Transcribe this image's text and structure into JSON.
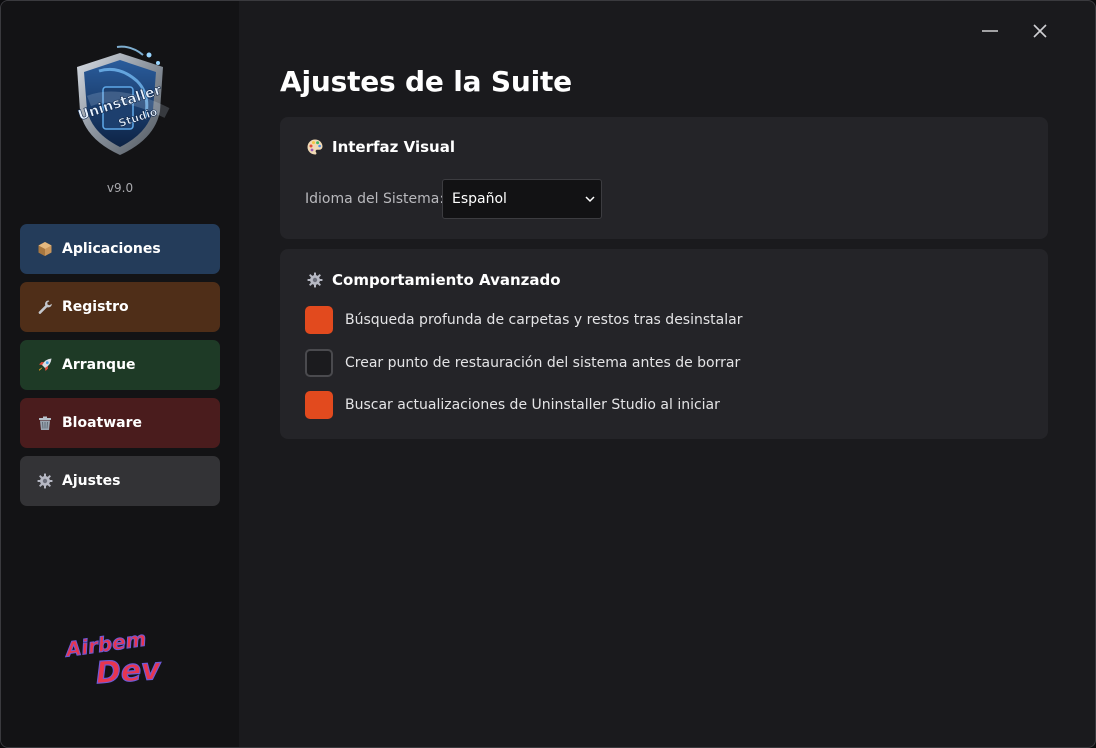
{
  "app": {
    "version": "v9.0"
  },
  "sidebar": {
    "items": [
      {
        "label": "Aplicaciones",
        "icon": "package-icon",
        "bg": "#243c5a"
      },
      {
        "label": "Registro",
        "icon": "wrench-icon",
        "bg": "#4f2e18"
      },
      {
        "label": "Arranque",
        "icon": "rocket-icon",
        "bg": "#1e3a26"
      },
      {
        "label": "Bloatware",
        "icon": "trash-icon",
        "bg": "#4a1c1d"
      },
      {
        "label": "Ajustes",
        "icon": "gear-icon",
        "bg": "#333336"
      }
    ],
    "active_index": 4
  },
  "window_controls": {
    "minimize": "minimize-icon",
    "close": "close-icon"
  },
  "main": {
    "title": "Ajustes de la Suite",
    "visual_section": {
      "title": "Interfaz Visual",
      "icon": "palette-icon",
      "language_label": "Idioma del Sistema:",
      "language_value": "Español"
    },
    "advanced_section": {
      "title": "Comportamiento Avanzado",
      "icon": "gear-icon",
      "options": [
        {
          "label": "Búsqueda profunda de carpetas y restos tras desinstalar",
          "checked": true
        },
        {
          "label": "Crear punto de restauración del sistema antes de borrar",
          "checked": false
        },
        {
          "label": "Buscar actualizaciones de Uninstaller Studio al iniciar",
          "checked": true
        }
      ]
    }
  },
  "colors": {
    "accent": "#e24a1e",
    "sidebar_bg": "#131315",
    "main_bg": "#1a1a1d",
    "card_bg": "#242428"
  }
}
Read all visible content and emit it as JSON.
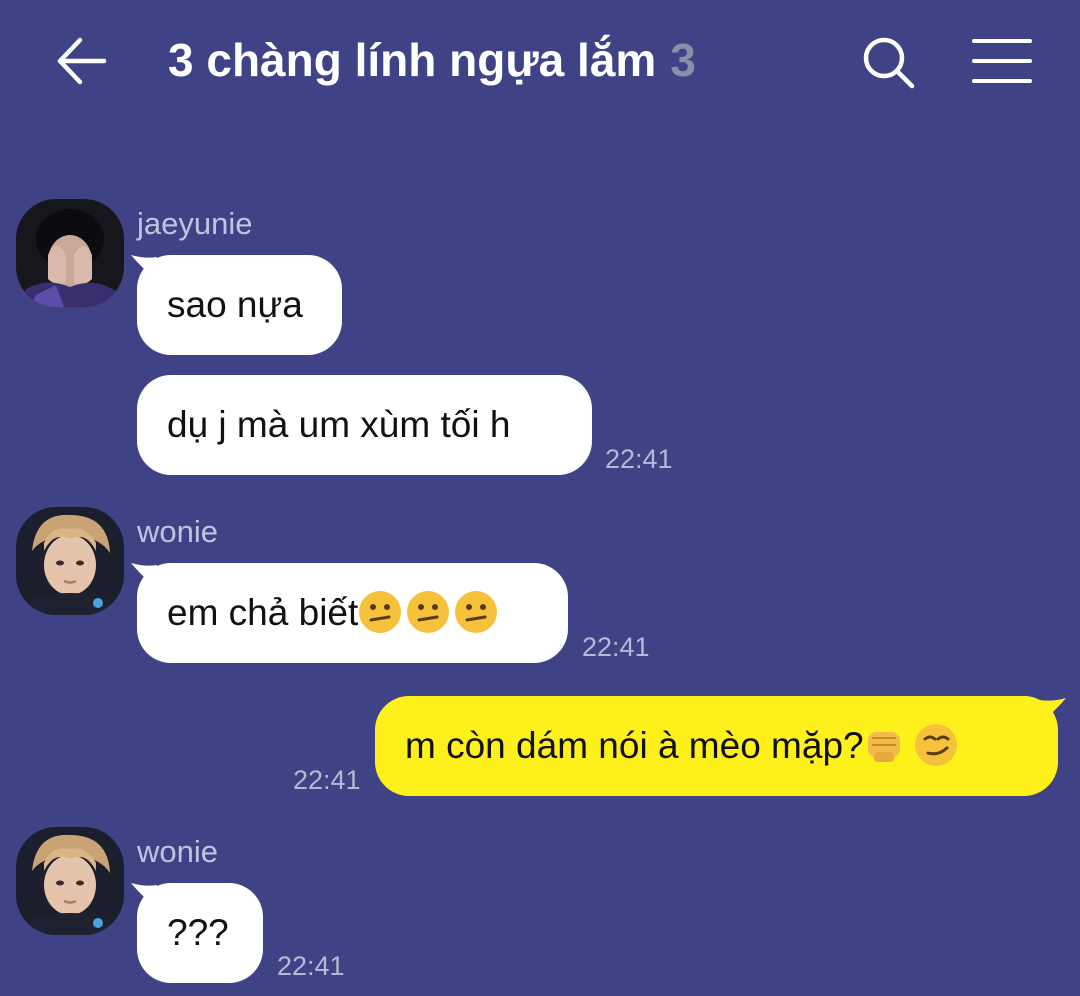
{
  "header": {
    "title": "3 chàng lính ngựa lắm",
    "member_count": "3"
  },
  "messages": [
    {
      "sender": "jaeyunie",
      "text": "sao nựa"
    },
    {
      "text": "dụ j mà um xùm tối h",
      "time": "22:41"
    },
    {
      "sender": "wonie",
      "text": "em chả biết",
      "time": "22:41"
    },
    {
      "text": "m còn dám nói à mèo mặp?",
      "time": "22:41"
    },
    {
      "sender": "wonie",
      "text": "???",
      "time": "22:41"
    }
  ],
  "colors": {
    "background": "#3f4386",
    "incoming_bubble": "#ffffff",
    "outgoing_bubble": "#fef01b",
    "timestamp": "#b6b9d6",
    "sender_name": "#c1c4e0"
  }
}
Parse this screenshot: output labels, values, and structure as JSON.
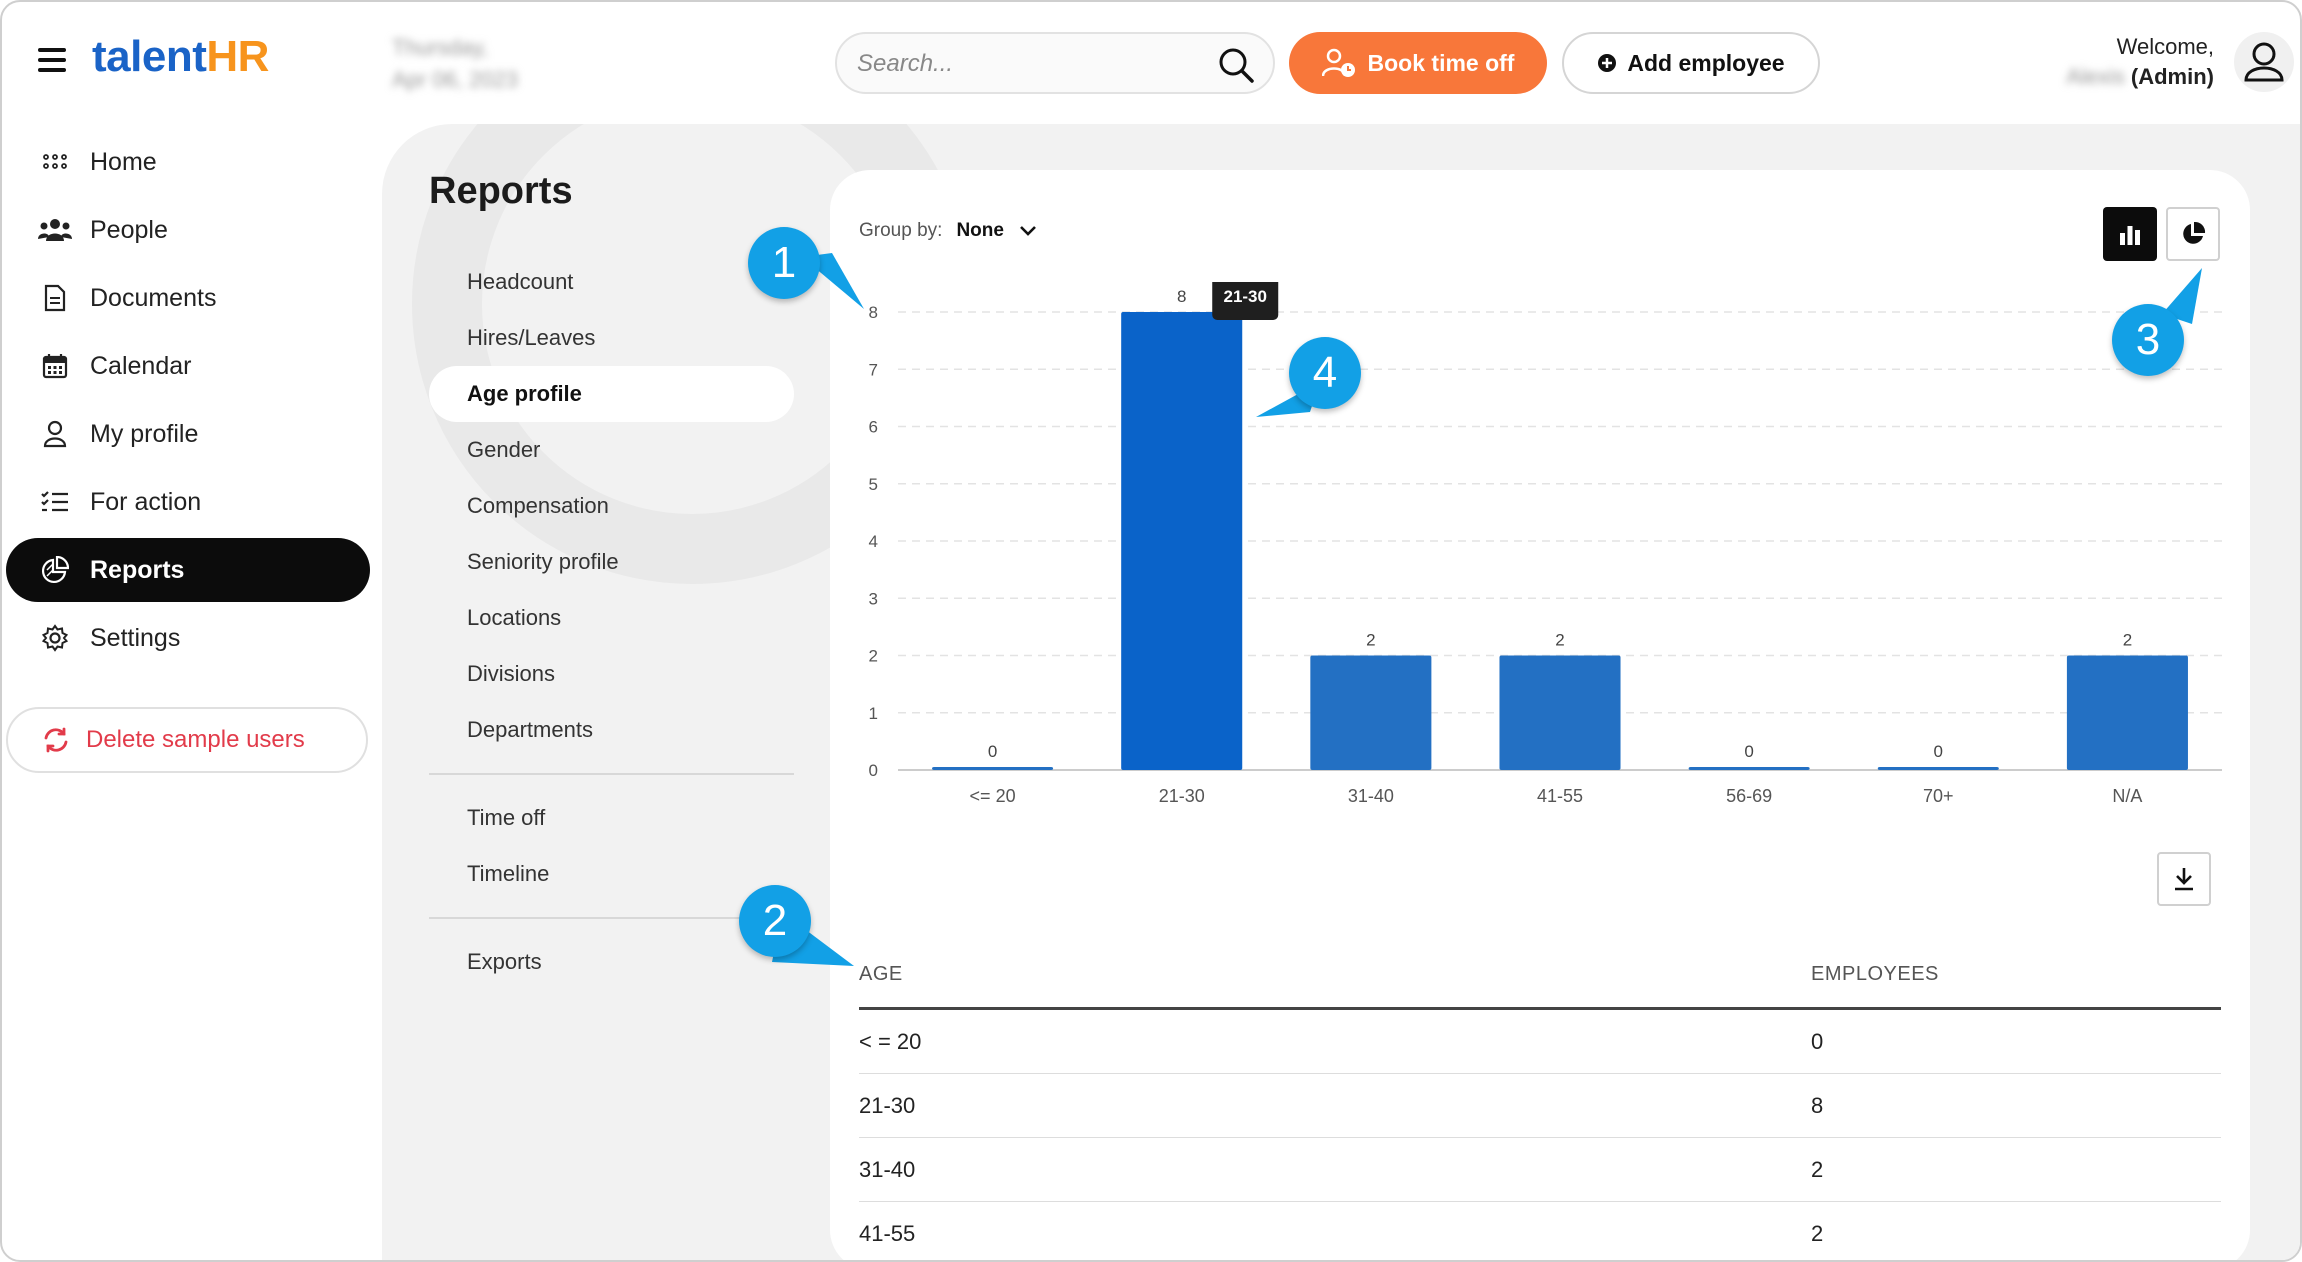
{
  "app": {
    "logo_talent": "talent",
    "logo_hr": "HR"
  },
  "header": {
    "date_line1": "Thursday,",
    "date_line2": "Apr 06, 2023",
    "search_placeholder": "Search...",
    "book_label": "Book time off",
    "add_label": "Add employee",
    "welcome": "Welcome,",
    "user_name": "Alexis",
    "role": "(Admin)",
    "accent": "#f8773a"
  },
  "sidebar": {
    "items": [
      {
        "label": "Home",
        "icon": "grid-icon"
      },
      {
        "label": "People",
        "icon": "people-icon"
      },
      {
        "label": "Documents",
        "icon": "document-icon"
      },
      {
        "label": "Calendar",
        "icon": "calendar-icon"
      },
      {
        "label": "My profile",
        "icon": "user-icon"
      },
      {
        "label": "For action",
        "icon": "checklist-icon"
      },
      {
        "label": "Reports",
        "icon": "pie-chart-icon",
        "active": true
      },
      {
        "label": "Settings",
        "icon": "gear-icon"
      }
    ],
    "delete_label": "Delete sample users"
  },
  "reports": {
    "title": "Reports",
    "nav": [
      "Headcount",
      "Hires/Leaves",
      "Age profile",
      "Gender",
      "Compensation",
      "Seniority profile",
      "Locations",
      "Divisions",
      "Departments"
    ],
    "nav2": [
      "Time off",
      "Timeline"
    ],
    "nav3": [
      "Exports"
    ],
    "active": "Age profile"
  },
  "groupby": {
    "label": "Group by:",
    "value": "None"
  },
  "tooltip": "21-30",
  "chart_data": {
    "type": "bar",
    "categories": [
      "<= 20",
      "21-30",
      "31-40",
      "41-55",
      "56-69",
      "70+",
      "N/A"
    ],
    "values": [
      0,
      8,
      2,
      2,
      0,
      0,
      2
    ],
    "ylim": [
      0,
      8
    ],
    "yticks": [
      0,
      1,
      2,
      3,
      4,
      5,
      6,
      7,
      8
    ],
    "grid": true,
    "color": "#2370c3",
    "highlight_color": "#0a63c9",
    "highlight_index": 1
  },
  "table": {
    "headers": [
      "AGE",
      "EMPLOYEES"
    ],
    "rows": [
      [
        "< = 20",
        "0"
      ],
      [
        "21-30",
        "8"
      ],
      [
        "31-40",
        "2"
      ],
      [
        "41-55",
        "2"
      ]
    ]
  },
  "annotations": [
    "1",
    "2",
    "3",
    "4"
  ]
}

**********

Goal: Leave the images out and output the remaining material exactly as it stands.

Expected answer:
Transcribe this image's text and structure into JSON.
{
  "app": {
    "version": "v9.0"
  },
  "sidebar": {
    "items": [
      {
        "label": "Aplicaciones",
        "icon": "package-icon",
        "bg": "#243c5a"
      },
      {
        "label": "Registro",
        "icon": "wrench-icon",
        "bg": "#4f2e18"
      },
      {
        "label": "Arranque",
        "icon": "rocket-icon",
        "bg": "#1e3a26"
      },
      {
        "label": "Bloatware",
        "icon": "trash-icon",
        "bg": "#4a1c1d"
      },
      {
        "label": "Ajustes",
        "icon": "gear-icon",
        "bg": "#333336"
      }
    ],
    "active_index": 4
  },
  "window_controls": {
    "minimize": "minimize-icon",
    "close": "close-icon"
  },
  "main": {
    "title": "Ajustes de la Suite",
    "visual_section": {
      "title": "Interfaz Visual",
      "icon": "palette-icon",
      "language_label": "Idioma del Sistema:",
      "language_value": "Español"
    },
    "advanced_section": {
      "title": "Comportamiento Avanzado",
      "icon": "gear-icon",
      "options": [
        {
          "label": "Búsqueda profunda de carpetas y restos tras desinstalar",
          "checked": true
        },
        {
          "label": "Crear punto de restauración del sistema antes de borrar",
          "checked": false
        },
        {
          "label": "Buscar actualizaciones de Uninstaller Studio al iniciar",
          "checked": true
        }
      ]
    }
  },
  "colors": {
    "accent": "#e24a1e",
    "sidebar_bg": "#131315",
    "main_bg": "#1a1a1d",
    "card_bg": "#242428"
  }
}
Read all visible content and emit it as JSON.
{
  "header": {
    "title": "3 chàng lính ngựa lắm",
    "member_count": "3"
  },
  "messages": [
    {
      "sender": "jaeyunie",
      "text": "sao nựa"
    },
    {
      "text": "dụ j mà um xùm tối h",
      "time": "22:41"
    },
    {
      "sender": "wonie",
      "text": "em chả biết",
      "time": "22:41"
    },
    {
      "text": "m còn dám nói à mèo mặp?",
      "time": "22:41"
    },
    {
      "sender": "wonie",
      "text": "???",
      "time": "22:41"
    }
  ],
  "colors": {
    "background": "#3f4386",
    "incoming_bubble": "#ffffff",
    "outgoing_bubble": "#fef01b",
    "timestamp": "#b6b9d6",
    "sender_name": "#c1c4e0"
  }
}
Parse this screenshot: output labels, values, and structure as JSON.
{
  "app": {
    "logo_talent": "talent",
    "logo_hr": "HR"
  },
  "header": {
    "date_line1": "Thursday,",
    "date_line2": "Apr 06, 2023",
    "search_placeholder": "Search...",
    "book_label": "Book time off",
    "add_label": "Add employee",
    "welcome": "Welcome,",
    "user_name": "Alexis",
    "role": "(Admin)",
    "accent": "#f8773a"
  },
  "sidebar": {
    "items": [
      {
        "label": "Home",
        "icon": "grid-icon"
      },
      {
        "label": "People",
        "icon": "people-icon"
      },
      {
        "label": "Documents",
        "icon": "document-icon"
      },
      {
        "label": "Calendar",
        "icon": "calendar-icon"
      },
      {
        "label": "My profile",
        "icon": "user-icon"
      },
      {
        "label": "For action",
        "icon": "checklist-icon"
      },
      {
        "label": "Reports",
        "icon": "pie-chart-icon",
        "active": true
      },
      {
        "label": "Settings",
        "icon": "gear-icon"
      }
    ],
    "delete_label": "Delete sample users"
  },
  "reports": {
    "title": "Reports",
    "nav": [
      "Headcount",
      "Hires/Leaves",
      "Age profile",
      "Gender",
      "Compensation",
      "Seniority profile",
      "Locations",
      "Divisions",
      "Departments"
    ],
    "nav2": [
      "Time off",
      "Timeline"
    ],
    "nav3": [
      "Exports"
    ],
    "active": "Age profile"
  },
  "groupby": {
    "label": "Group by:",
    "value": "None"
  },
  "tooltip": "21-30",
  "chart_data": {
    "type": "bar",
    "categories": [
      "<= 20",
      "21-30",
      "31-40",
      "41-55",
      "56-69",
      "70+",
      "N/A"
    ],
    "values": [
      0,
      8,
      2,
      2,
      0,
      0,
      2
    ],
    "ylim": [
      0,
      8
    ],
    "yticks": [
      0,
      1,
      2,
      3,
      4,
      5,
      6,
      7,
      8
    ],
    "grid": true,
    "color": "#2370c3",
    "highlight_color": "#0a63c9",
    "highlight_index": 1
  },
  "table": {
    "headers": [
      "AGE",
      "EMPLOYEES"
    ],
    "rows": [
      [
        "< = 20",
        "0"
      ],
      [
        "21-30",
        "8"
      ],
      [
        "31-40",
        "2"
      ],
      [
        "41-55",
        "2"
      ]
    ]
  },
  "annotations": [
    "1",
    "2",
    "3",
    "4"
  ]
}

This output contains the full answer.